## EXERCISE OBJECTIVE
Skip the pictures and quote all of the lines exactly.

## RECORDS PROVIDED
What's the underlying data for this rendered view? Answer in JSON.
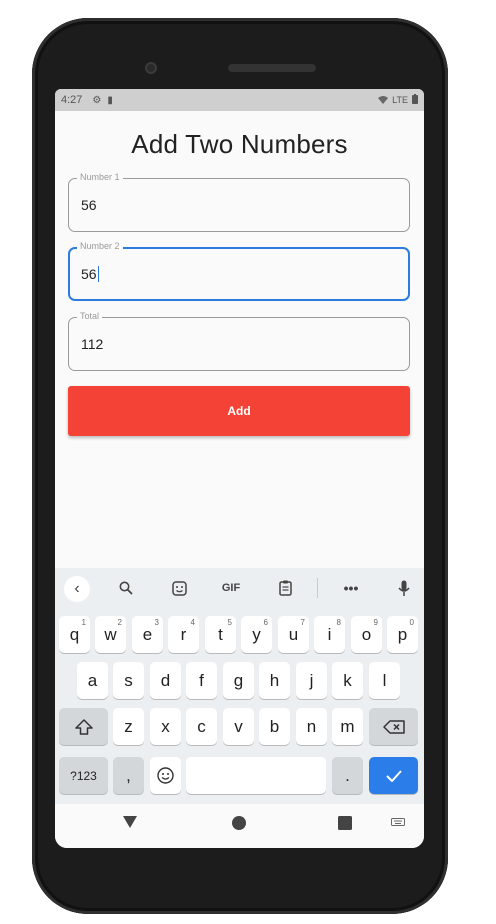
{
  "status_bar": {
    "time": "4:27",
    "icons_left": [
      "gear-icon",
      "sd-card-icon"
    ],
    "network": "LTE",
    "icons_right": [
      "wifi-icon",
      "battery-icon"
    ]
  },
  "app": {
    "title": "Add Two Numbers",
    "fields": [
      {
        "label": "Number 1",
        "value": "56",
        "focused": false
      },
      {
        "label": "Number 2",
        "value": "56",
        "focused": true
      },
      {
        "label": "Total",
        "value": "112",
        "focused": false
      }
    ],
    "add_button": "Add",
    "accent_color": "#f44336",
    "focus_color": "#2e7be0"
  },
  "keyboard": {
    "toolbar": [
      "back-icon",
      "search-icon",
      "sticker-icon",
      "GIF",
      "clipboard-icon",
      "more-icon",
      "mic-icon"
    ],
    "row1": [
      {
        "key": "q",
        "hint": "1"
      },
      {
        "key": "w",
        "hint": "2"
      },
      {
        "key": "e",
        "hint": "3"
      },
      {
        "key": "r",
        "hint": "4"
      },
      {
        "key": "t",
        "hint": "5"
      },
      {
        "key": "y",
        "hint": "6"
      },
      {
        "key": "u",
        "hint": "7"
      },
      {
        "key": "i",
        "hint": "8"
      },
      {
        "key": "o",
        "hint": "9"
      },
      {
        "key": "p",
        "hint": "0"
      }
    ],
    "row2": [
      "a",
      "s",
      "d",
      "f",
      "g",
      "h",
      "j",
      "k",
      "l"
    ],
    "row3": [
      "z",
      "x",
      "c",
      "v",
      "b",
      "n",
      "m"
    ],
    "row4": {
      "symbols": "?123",
      "comma": ",",
      "period": "."
    },
    "enter_color": "#2b7de9"
  },
  "navbar": [
    "back-triangle-icon",
    "home-circle-icon",
    "recents-square-icon",
    "keyboard-switch-icon"
  ]
}
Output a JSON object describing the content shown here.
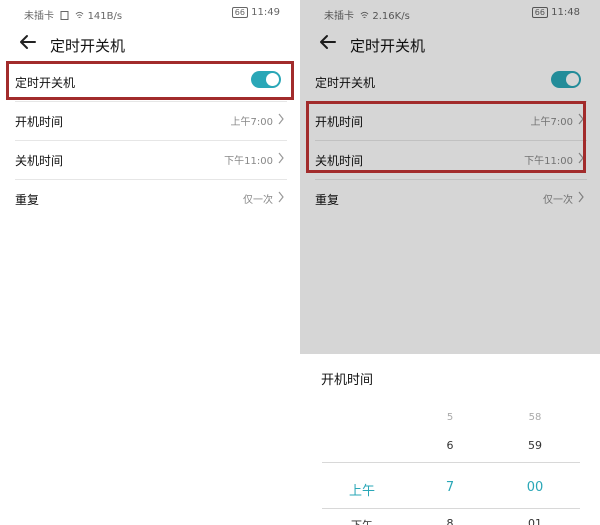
{
  "left": {
    "status": {
      "carrier": "未插卡",
      "speed": "141B/s",
      "battery": "66",
      "time": "11:49"
    },
    "header": {
      "title": "定时开关机"
    },
    "rows": [
      {
        "label": "定时开关机",
        "toggle": "on"
      },
      {
        "label": "开机时间",
        "value": "上午7:00"
      },
      {
        "label": "关机时间",
        "value": "下午11:00"
      },
      {
        "label": "重复",
        "value": "仅一次"
      }
    ]
  },
  "right": {
    "status": {
      "carrier": "未插卡",
      "speed": "2.16K/s",
      "battery": "66",
      "time": "11:48"
    },
    "header": {
      "title": "定时开关机"
    },
    "rows": [
      {
        "label": "定时开关机",
        "toggle": "on"
      },
      {
        "label": "开机时间",
        "value": "上午7:00"
      },
      {
        "label": "关机时间",
        "value": "下午11:00"
      },
      {
        "label": "重复",
        "value": "仅一次"
      }
    ],
    "sheet": {
      "title": "开机时间",
      "picker": {
        "ampm": {
          "selected": "上午",
          "next": "下午"
        },
        "hour": {
          "prev2": "5",
          "prev1": "6",
          "selected": "7",
          "next": "8"
        },
        "minute": {
          "prev2": "58",
          "prev1": "59",
          "selected": "00",
          "next": "01"
        }
      }
    }
  },
  "colors": {
    "accent": "#2aa7b7",
    "highlight": "#a22b2b"
  }
}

## SOLUTION TO THIS EXERCISE
What's the underlying data for this rendered view? Answer in JSON.
{
  "status_bar": {
    "time": "4:27",
    "icons_left": [
      "gear-icon",
      "sd-card-icon"
    ],
    "network": "LTE",
    "icons_right": [
      "wifi-icon",
      "battery-icon"
    ]
  },
  "app": {
    "title": "Add Two Numbers",
    "fields": [
      {
        "label": "Number 1",
        "value": "56",
        "focused": false
      },
      {
        "label": "Number 2",
        "value": "56",
        "focused": true
      },
      {
        "label": "Total",
        "value": "112",
        "focused": false
      }
    ],
    "add_button": "Add",
    "accent_color": "#f44336",
    "focus_color": "#2e7be0"
  },
  "keyboard": {
    "toolbar": [
      "back-icon",
      "search-icon",
      "sticker-icon",
      "GIF",
      "clipboard-icon",
      "more-icon",
      "mic-icon"
    ],
    "row1": [
      {
        "key": "q",
        "hint": "1"
      },
      {
        "key": "w",
        "hint": "2"
      },
      {
        "key": "e",
        "hint": "3"
      },
      {
        "key": "r",
        "hint": "4"
      },
      {
        "key": "t",
        "hint": "5"
      },
      {
        "key": "y",
        "hint": "6"
      },
      {
        "key": "u",
        "hint": "7"
      },
      {
        "key": "i",
        "hint": "8"
      },
      {
        "key": "o",
        "hint": "9"
      },
      {
        "key": "p",
        "hint": "0"
      }
    ],
    "row2": [
      "a",
      "s",
      "d",
      "f",
      "g",
      "h",
      "j",
      "k",
      "l"
    ],
    "row3": [
      "z",
      "x",
      "c",
      "v",
      "b",
      "n",
      "m"
    ],
    "row4": {
      "symbols": "?123",
      "comma": ",",
      "period": "."
    },
    "enter_color": "#2b7de9"
  },
  "navbar": [
    "back-triangle-icon",
    "home-circle-icon",
    "recents-square-icon",
    "keyboard-switch-icon"
  ]
}
Output a JSON object describing the content shown here.
{
  "left": {
    "status": {
      "carrier": "未插卡",
      "speed": "141B/s",
      "battery": "66",
      "time": "11:49"
    },
    "header": {
      "title": "定时开关机"
    },
    "rows": [
      {
        "label": "定时开关机",
        "toggle": "on"
      },
      {
        "label": "开机时间",
        "value": "上午7:00"
      },
      {
        "label": "关机时间",
        "value": "下午11:00"
      },
      {
        "label": "重复",
        "value": "仅一次"
      }
    ]
  },
  "right": {
    "status": {
      "carrier": "未插卡",
      "speed": "2.16K/s",
      "battery": "66",
      "time": "11:48"
    },
    "header": {
      "title": "定时开关机"
    },
    "rows": [
      {
        "label": "定时开关机",
        "toggle": "on"
      },
      {
        "label": "开机时间",
        "value": "上午7:00"
      },
      {
        "label": "关机时间",
        "value": "下午11:00"
      },
      {
        "label": "重复",
        "value": "仅一次"
      }
    ],
    "sheet": {
      "title": "开机时间",
      "picker": {
        "ampm": {
          "selected": "上午",
          "next": "下午"
        },
        "hour": {
          "prev2": "5",
          "prev1": "6",
          "selected": "7",
          "next": "8"
        },
        "minute": {
          "prev2": "58",
          "prev1": "59",
          "selected": "00",
          "next": "01"
        }
      }
    }
  },
  "colors": {
    "accent": "#2aa7b7",
    "highlight": "#a22b2b"
  }
}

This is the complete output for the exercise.